▶ _Objective_
Copy each line exactly. Drop every picture.

## begin Exercise materials

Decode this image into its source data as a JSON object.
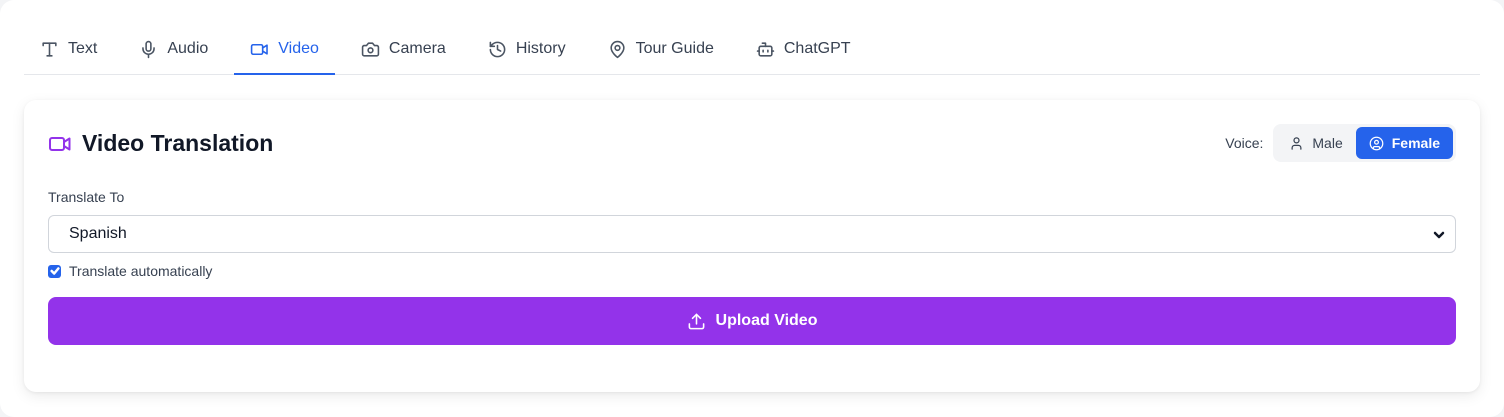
{
  "tabs": [
    {
      "label": "Text",
      "icon": "type-icon",
      "active": false
    },
    {
      "label": "Audio",
      "icon": "mic-icon",
      "active": false
    },
    {
      "label": "Video",
      "icon": "video-icon",
      "active": true
    },
    {
      "label": "Camera",
      "icon": "camera-icon",
      "active": false
    },
    {
      "label": "History",
      "icon": "history-icon",
      "active": false
    },
    {
      "label": "Tour Guide",
      "icon": "map-pin-icon",
      "active": false
    },
    {
      "label": "ChatGPT",
      "icon": "bot-icon",
      "active": false
    }
  ],
  "card": {
    "title": "Video Translation",
    "title_icon": "video-icon",
    "voice": {
      "label": "Voice:",
      "options": [
        "Male",
        "Female"
      ],
      "selected": "Female"
    },
    "translate_to": {
      "label": "Translate To",
      "value": "Spanish"
    },
    "auto_translate": {
      "label": "Translate automatically",
      "checked": true
    },
    "upload_button": "Upload Video"
  },
  "colors": {
    "accent_blue": "#2563eb",
    "accent_purple": "#9333ea",
    "background": "#f3f4f6"
  }
}
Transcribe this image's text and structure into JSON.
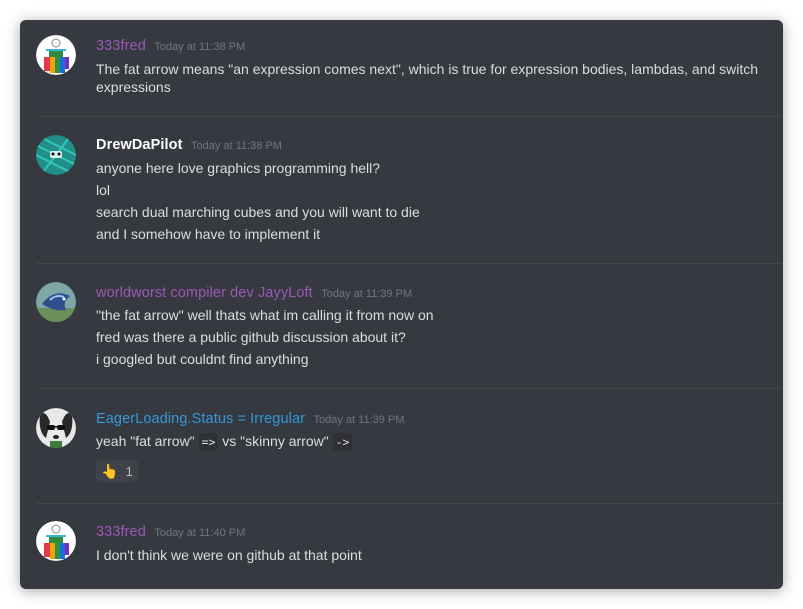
{
  "colors": {
    "background": "#36393f",
    "text": "#dcddde",
    "timestamp": "#72767d",
    "purple_name": "#9b59b6",
    "white_name": "#ffffff",
    "blue_name": "#3498db"
  },
  "messages": [
    {
      "username": "333fred",
      "name_color": "#9b59b6",
      "timestamp": "Today at 11:38 PM",
      "lines": [
        "The fat arrow means \"an expression comes next\", which is true for expression bodies, lambdas, and switch",
        "expressions"
      ]
    },
    {
      "username": "DrewDaPilot",
      "name_color": "#ffffff",
      "timestamp": "Today at 11:38 PM",
      "lines": [
        "anyone here love graphics programming hell?",
        "lol",
        "search dual marching cubes and you will want to die",
        "and I somehow have to implement it"
      ]
    },
    {
      "username": "worldworst compiler dev JayyLoft",
      "name_color": "#9b59b6",
      "timestamp": "Today at 11:39 PM",
      "lines": [
        "\"the fat arrow\" well thats what im calling it from now on",
        "fred was there a public github discussion about it?",
        "i googled but couldnt find anything"
      ]
    },
    {
      "username": "EagerLoading.Status = Irregular",
      "name_color": "#3498db",
      "timestamp": "Today at 11:39 PM",
      "text_parts": {
        "a": "yeah \"fat arrow\" ",
        "code1": "=>",
        "b": " vs \"skinny  arrow\" ",
        "code2": "->"
      },
      "reaction": {
        "emoji_icon": "pointing-hand-icon",
        "emoji": "👆",
        "count": "1"
      }
    },
    {
      "username": "333fred",
      "name_color": "#9b59b6",
      "timestamp": "Today at 11:40 PM",
      "lines": [
        "I don't think we were on github at that point"
      ]
    }
  ]
}
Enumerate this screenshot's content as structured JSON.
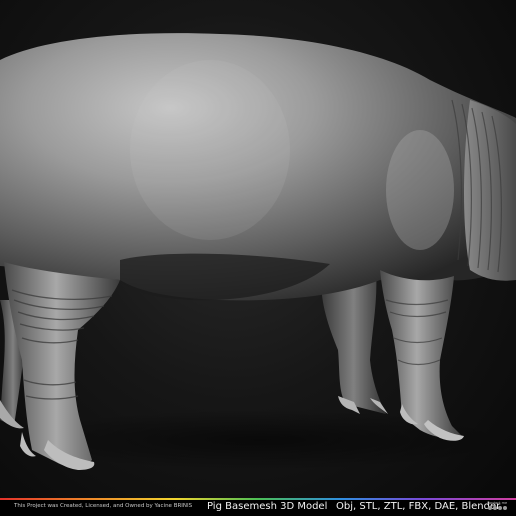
{
  "scene": {
    "subject": "pig-sculpt",
    "background_color": "#111111",
    "model_color": "#9a9a9a"
  },
  "footer": {
    "credit": "This Project was Created, Licensed, and Owned by Yacine BRINIS",
    "title": "Pig Basemesh 3D Model",
    "formats": "Obj, STL, ZTL, FBX, DAE, Blender",
    "contact_label": "Contact me",
    "social_icons": [
      "social-icon",
      "social-icon",
      "social-icon",
      "social-icon"
    ]
  }
}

## end Exercise materials

▶ _Exercise response_
Decode this image into its source data as a JSON object.
{
  "tabs": [
    {
      "label": "Text",
      "icon": "type-icon",
      "active": false
    },
    {
      "label": "Audio",
      "icon": "mic-icon",
      "active": false
    },
    {
      "label": "Video",
      "icon": "video-icon",
      "active": true
    },
    {
      "label": "Camera",
      "icon": "camera-icon",
      "active": false
    },
    {
      "label": "History",
      "icon": "history-icon",
      "active": false
    },
    {
      "label": "Tour Guide",
      "icon": "map-pin-icon",
      "active": false
    },
    {
      "label": "ChatGPT",
      "icon": "bot-icon",
      "active": false
    }
  ],
  "card": {
    "title": "Video Translation",
    "title_icon": "video-icon",
    "voice": {
      "label": "Voice:",
      "options": [
        "Male",
        "Female"
      ],
      "selected": "Female"
    },
    "translate_to": {
      "label": "Translate To",
      "value": "Spanish"
    },
    "auto_translate": {
      "label": "Translate automatically",
      "checked": true
    },
    "upload_button": "Upload Video"
  },
  "colors": {
    "accent_blue": "#2563eb",
    "accent_purple": "#9333ea",
    "background": "#f3f4f6"
  }
}
Transcribe this image's text and structure into JSON.
{
  "colors": {
    "background": "#36393f",
    "text": "#dcddde",
    "timestamp": "#72767d",
    "purple_name": "#9b59b6",
    "white_name": "#ffffff",
    "blue_name": "#3498db"
  },
  "messages": [
    {
      "username": "333fred",
      "name_color": "#9b59b6",
      "timestamp": "Today at 11:38 PM",
      "lines": [
        "The fat arrow means \"an expression comes next\", which is true for expression bodies, lambdas, and switch",
        "expressions"
      ]
    },
    {
      "username": "DrewDaPilot",
      "name_color": "#ffffff",
      "timestamp": "Today at 11:38 PM",
      "lines": [
        "anyone here love graphics programming hell?",
        "lol",
        "search dual marching cubes and you will want to die",
        "and I somehow have to implement it"
      ]
    },
    {
      "username": "worldworst compiler dev JayyLoft",
      "name_color": "#9b59b6",
      "timestamp": "Today at 11:39 PM",
      "lines": [
        "\"the fat arrow\" well thats what im calling it from now on",
        "fred was there a public github discussion about it?",
        "i googled but couldnt find anything"
      ]
    },
    {
      "username": "EagerLoading.Status = Irregular",
      "name_color": "#3498db",
      "timestamp": "Today at 11:39 PM",
      "text_parts": {
        "a": "yeah \"fat arrow\" ",
        "code1": "=>",
        "b": " vs \"skinny  arrow\" ",
        "code2": "->"
      },
      "reaction": {
        "emoji_icon": "pointing-hand-icon",
        "emoji": "👆",
        "count": "1"
      }
    },
    {
      "username": "333fred",
      "name_color": "#9b59b6",
      "timestamp": "Today at 11:40 PM",
      "lines": [
        "I don't think we were on github at that point"
      ]
    }
  ]
}
Enumerate this screenshot's content as structured JSON.
{
  "scene": {
    "subject": "pig-sculpt",
    "background_color": "#111111",
    "model_color": "#9a9a9a"
  },
  "footer": {
    "credit": "This Project was Created, Licensed, and Owned by Yacine BRINIS",
    "title": "Pig Basemesh 3D Model",
    "formats": "Obj, STL, ZTL, FBX, DAE, Blender",
    "contact_label": "Contact me",
    "social_icons": [
      "social-icon",
      "social-icon",
      "social-icon",
      "social-icon"
    ]
  }
}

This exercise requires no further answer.